Data –
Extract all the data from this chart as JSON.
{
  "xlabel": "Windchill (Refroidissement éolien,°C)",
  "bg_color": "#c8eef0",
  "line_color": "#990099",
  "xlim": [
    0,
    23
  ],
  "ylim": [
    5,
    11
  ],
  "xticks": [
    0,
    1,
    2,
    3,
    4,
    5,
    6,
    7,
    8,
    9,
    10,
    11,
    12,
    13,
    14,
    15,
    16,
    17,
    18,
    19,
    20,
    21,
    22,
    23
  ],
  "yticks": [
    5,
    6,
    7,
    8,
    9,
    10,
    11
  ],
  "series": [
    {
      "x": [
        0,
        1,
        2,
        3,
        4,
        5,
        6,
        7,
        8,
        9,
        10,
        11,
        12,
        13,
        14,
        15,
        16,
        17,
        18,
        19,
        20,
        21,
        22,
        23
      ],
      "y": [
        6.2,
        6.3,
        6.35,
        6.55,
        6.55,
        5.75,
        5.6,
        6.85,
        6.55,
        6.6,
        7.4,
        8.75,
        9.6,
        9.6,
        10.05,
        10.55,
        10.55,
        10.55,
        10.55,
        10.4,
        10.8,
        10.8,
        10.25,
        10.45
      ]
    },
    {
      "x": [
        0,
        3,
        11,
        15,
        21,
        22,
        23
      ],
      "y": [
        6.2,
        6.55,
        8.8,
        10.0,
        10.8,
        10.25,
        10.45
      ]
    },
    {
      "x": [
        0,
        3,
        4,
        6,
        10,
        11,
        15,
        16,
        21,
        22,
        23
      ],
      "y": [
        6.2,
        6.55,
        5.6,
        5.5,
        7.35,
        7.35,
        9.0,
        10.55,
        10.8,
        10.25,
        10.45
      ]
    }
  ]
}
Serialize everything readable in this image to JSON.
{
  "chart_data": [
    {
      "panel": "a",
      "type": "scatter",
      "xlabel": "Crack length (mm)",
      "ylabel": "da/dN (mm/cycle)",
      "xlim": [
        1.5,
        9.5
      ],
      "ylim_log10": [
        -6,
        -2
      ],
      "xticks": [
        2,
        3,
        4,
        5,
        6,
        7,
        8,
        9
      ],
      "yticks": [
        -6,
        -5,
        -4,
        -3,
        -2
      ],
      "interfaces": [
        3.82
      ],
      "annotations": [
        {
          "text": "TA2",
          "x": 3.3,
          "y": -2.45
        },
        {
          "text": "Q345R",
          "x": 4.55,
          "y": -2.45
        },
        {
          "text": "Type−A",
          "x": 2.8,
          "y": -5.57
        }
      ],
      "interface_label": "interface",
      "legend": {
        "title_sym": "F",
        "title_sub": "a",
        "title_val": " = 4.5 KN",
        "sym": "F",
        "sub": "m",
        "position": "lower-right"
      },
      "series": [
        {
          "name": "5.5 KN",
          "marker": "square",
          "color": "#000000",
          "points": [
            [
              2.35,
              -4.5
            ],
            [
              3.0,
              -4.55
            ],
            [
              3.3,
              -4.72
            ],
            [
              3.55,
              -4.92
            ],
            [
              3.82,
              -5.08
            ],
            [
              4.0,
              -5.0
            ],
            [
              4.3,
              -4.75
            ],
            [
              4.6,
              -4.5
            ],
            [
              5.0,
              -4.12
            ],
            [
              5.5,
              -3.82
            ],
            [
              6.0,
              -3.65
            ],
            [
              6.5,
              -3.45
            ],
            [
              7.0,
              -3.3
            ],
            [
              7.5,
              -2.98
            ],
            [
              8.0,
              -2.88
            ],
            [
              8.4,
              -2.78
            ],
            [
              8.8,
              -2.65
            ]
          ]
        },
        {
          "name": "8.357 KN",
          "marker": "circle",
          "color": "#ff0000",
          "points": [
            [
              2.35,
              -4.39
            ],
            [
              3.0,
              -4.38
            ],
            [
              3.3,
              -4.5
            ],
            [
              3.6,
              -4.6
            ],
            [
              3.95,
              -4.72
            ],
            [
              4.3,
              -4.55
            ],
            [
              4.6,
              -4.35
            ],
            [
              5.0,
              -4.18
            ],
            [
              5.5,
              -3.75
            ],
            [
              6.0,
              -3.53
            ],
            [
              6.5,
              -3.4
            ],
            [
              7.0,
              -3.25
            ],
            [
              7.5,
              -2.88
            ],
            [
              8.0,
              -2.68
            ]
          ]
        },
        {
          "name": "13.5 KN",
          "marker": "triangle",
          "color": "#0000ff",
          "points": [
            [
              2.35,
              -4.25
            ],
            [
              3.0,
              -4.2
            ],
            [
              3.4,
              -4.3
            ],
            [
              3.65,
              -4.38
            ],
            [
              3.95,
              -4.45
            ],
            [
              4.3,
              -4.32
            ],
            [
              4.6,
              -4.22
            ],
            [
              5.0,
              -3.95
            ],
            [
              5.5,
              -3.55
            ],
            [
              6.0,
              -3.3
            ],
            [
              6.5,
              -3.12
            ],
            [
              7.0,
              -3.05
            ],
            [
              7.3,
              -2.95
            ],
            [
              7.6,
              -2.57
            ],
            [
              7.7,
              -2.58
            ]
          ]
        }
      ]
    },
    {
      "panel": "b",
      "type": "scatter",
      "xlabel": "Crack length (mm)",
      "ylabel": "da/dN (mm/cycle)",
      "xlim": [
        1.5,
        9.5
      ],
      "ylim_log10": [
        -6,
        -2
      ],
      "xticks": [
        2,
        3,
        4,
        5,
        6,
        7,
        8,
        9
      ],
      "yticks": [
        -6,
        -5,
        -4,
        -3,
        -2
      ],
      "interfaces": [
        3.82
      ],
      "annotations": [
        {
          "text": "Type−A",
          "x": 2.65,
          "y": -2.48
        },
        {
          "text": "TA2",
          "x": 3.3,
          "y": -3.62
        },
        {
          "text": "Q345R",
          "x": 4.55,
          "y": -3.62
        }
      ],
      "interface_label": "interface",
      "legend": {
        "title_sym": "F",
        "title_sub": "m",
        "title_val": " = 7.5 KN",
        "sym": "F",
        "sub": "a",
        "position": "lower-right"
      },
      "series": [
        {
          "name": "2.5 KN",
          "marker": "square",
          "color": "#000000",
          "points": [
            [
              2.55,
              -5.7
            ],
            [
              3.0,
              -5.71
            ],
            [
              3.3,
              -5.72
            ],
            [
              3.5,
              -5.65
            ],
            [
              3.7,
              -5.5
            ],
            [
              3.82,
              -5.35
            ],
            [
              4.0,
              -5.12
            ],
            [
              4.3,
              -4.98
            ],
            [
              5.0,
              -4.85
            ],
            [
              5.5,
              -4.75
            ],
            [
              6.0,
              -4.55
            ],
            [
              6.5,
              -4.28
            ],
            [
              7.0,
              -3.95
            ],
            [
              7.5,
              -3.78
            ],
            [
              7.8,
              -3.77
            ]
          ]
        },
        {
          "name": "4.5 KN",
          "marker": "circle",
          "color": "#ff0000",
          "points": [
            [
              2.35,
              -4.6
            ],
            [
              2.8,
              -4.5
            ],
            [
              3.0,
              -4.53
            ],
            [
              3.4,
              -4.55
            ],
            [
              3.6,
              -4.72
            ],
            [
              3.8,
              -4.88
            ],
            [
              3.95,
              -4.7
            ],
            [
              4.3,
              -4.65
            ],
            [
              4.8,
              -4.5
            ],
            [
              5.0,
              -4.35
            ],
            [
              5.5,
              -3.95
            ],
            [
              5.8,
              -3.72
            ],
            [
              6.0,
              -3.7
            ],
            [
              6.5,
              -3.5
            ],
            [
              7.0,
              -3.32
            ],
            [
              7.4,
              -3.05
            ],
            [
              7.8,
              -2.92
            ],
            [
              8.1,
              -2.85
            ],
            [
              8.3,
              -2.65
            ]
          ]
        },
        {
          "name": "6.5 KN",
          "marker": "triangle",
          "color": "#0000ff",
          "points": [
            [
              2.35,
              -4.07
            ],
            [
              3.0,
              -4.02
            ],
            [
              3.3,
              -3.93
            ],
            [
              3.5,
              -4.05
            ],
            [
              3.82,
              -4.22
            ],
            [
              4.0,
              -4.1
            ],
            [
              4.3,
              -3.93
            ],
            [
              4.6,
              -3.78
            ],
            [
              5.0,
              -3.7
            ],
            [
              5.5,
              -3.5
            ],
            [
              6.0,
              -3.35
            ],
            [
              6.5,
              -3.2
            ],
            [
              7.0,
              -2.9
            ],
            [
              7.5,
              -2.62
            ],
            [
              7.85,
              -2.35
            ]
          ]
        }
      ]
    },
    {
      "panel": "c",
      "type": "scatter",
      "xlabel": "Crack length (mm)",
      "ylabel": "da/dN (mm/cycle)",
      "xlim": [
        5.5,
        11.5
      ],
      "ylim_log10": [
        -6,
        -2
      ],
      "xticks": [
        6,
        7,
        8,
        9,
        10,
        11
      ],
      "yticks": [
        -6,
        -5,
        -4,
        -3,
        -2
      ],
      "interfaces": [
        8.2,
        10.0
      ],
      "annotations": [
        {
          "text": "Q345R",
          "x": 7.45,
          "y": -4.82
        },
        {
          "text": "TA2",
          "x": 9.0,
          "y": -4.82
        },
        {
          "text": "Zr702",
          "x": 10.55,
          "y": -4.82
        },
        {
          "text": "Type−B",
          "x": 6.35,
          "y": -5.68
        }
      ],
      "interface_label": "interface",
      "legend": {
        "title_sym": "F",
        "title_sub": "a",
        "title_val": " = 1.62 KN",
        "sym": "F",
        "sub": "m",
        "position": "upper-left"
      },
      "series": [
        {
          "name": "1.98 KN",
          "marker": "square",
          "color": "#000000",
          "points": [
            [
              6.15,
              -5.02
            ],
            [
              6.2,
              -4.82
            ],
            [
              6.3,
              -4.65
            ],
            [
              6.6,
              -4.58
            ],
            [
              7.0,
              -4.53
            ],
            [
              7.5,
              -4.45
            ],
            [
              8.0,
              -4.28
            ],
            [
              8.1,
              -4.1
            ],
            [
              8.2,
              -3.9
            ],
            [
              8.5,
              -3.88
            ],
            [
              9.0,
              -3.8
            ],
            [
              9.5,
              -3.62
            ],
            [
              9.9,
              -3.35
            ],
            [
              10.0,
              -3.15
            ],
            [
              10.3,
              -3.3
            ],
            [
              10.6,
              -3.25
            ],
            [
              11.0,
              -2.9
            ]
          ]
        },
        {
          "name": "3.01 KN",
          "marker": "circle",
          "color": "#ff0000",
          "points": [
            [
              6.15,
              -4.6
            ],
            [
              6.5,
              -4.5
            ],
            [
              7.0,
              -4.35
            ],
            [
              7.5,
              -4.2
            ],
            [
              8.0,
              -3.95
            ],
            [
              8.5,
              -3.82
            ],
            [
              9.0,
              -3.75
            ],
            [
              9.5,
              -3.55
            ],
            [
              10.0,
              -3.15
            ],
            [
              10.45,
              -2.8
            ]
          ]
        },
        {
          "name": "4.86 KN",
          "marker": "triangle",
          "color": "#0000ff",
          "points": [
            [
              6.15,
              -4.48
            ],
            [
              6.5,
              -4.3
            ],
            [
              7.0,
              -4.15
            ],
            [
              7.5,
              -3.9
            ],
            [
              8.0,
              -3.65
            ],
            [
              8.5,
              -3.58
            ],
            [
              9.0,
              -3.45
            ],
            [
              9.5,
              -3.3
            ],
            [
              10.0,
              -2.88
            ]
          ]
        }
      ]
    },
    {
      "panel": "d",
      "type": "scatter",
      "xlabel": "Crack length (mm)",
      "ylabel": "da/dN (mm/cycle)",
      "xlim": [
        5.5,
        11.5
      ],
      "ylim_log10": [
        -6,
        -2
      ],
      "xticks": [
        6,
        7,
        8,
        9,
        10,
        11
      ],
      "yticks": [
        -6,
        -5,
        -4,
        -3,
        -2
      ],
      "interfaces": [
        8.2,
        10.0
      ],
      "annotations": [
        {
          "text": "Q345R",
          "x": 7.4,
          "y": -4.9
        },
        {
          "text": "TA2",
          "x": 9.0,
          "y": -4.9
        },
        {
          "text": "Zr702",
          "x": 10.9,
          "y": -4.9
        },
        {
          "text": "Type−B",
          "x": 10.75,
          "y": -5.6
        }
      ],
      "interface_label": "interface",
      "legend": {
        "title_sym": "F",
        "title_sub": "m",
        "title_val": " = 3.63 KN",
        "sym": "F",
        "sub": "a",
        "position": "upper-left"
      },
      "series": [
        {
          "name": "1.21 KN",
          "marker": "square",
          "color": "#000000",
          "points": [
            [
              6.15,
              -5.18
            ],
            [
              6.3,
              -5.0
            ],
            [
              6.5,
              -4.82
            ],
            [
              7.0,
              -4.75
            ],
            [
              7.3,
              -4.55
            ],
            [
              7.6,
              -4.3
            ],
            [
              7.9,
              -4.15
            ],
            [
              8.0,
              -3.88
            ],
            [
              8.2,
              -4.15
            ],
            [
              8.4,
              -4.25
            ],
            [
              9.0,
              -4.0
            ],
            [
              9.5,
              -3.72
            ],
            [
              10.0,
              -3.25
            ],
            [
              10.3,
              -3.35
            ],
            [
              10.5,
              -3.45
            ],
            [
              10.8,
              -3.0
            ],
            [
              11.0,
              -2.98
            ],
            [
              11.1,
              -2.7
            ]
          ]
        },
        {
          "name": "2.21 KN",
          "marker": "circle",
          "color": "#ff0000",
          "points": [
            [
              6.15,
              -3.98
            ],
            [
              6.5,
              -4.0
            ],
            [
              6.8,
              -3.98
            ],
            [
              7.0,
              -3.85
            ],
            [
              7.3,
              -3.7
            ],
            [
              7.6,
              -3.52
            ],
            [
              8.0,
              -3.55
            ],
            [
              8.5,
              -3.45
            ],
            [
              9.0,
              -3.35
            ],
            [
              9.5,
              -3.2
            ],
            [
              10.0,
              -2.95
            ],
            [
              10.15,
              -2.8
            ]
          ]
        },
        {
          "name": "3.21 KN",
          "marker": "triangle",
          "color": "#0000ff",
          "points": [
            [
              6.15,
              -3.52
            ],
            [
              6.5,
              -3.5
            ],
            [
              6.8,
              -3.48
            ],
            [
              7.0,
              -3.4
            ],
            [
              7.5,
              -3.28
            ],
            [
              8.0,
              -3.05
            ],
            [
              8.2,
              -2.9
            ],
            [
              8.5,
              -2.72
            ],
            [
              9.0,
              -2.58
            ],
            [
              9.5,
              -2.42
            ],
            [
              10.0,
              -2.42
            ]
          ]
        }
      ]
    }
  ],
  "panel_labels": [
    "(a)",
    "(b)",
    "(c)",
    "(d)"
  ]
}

Written task – Within the listing above, find every line containing the string "this" and return it.

Final result –
Extract all the data from this chart as JSON.
Serialize everything readable in this image to JSON.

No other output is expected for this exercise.